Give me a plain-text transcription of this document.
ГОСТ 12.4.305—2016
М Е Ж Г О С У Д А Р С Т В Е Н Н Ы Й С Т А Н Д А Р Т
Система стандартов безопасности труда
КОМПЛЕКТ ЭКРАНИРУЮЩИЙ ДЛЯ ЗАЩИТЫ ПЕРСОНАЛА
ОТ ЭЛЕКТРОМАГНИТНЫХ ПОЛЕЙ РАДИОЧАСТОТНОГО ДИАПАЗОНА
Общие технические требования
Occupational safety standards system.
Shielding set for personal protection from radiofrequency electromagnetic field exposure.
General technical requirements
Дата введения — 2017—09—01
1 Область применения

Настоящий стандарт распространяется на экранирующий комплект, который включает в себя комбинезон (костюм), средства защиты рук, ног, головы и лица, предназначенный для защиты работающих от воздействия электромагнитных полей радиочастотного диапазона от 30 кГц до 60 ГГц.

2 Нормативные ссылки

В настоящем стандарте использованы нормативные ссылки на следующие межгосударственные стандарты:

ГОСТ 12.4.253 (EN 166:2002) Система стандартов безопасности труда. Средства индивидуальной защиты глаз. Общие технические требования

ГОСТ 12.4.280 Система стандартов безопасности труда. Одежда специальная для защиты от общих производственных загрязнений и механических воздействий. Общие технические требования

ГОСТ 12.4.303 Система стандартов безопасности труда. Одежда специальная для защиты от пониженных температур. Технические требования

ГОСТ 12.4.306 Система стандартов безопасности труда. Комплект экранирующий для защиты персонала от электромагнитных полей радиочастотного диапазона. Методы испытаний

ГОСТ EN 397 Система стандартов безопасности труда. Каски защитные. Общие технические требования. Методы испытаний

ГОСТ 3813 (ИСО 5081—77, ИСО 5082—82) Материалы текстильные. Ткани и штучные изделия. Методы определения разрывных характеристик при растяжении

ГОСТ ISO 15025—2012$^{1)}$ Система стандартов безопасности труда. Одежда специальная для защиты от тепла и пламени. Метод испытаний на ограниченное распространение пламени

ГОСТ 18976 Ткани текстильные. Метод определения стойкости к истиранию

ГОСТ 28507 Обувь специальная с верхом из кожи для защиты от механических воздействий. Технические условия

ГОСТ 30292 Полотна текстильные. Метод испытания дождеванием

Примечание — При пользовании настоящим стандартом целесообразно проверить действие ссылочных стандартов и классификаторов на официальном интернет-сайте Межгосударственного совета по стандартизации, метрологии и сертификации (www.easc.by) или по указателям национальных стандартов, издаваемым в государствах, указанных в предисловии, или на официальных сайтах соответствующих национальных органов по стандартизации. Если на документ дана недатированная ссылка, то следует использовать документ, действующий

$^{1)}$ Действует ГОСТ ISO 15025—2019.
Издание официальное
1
::::::::::
## [STATED TASK]
Filter the entries and copy out every line with the word "Методы".

## [SOLUTION FOR THIS PROBLEM]
ГОСТ 12.4.306 Система стандартов безопасности труда. Комплект экранирующий для защиты персонала от электромагнитных полей радиочастотного диапазона. Методы испытаний
ГОСТ EN 397 Система стандартов безопасности труда. Каски защитные. Общие технические требования. Методы испытаний
ГОСТ 3813 (ИСО 5081—77, ИСО 5082—82) Материалы текстильные. Ткани и штучные изделия. Методы определения разрывных характеристик при растяжении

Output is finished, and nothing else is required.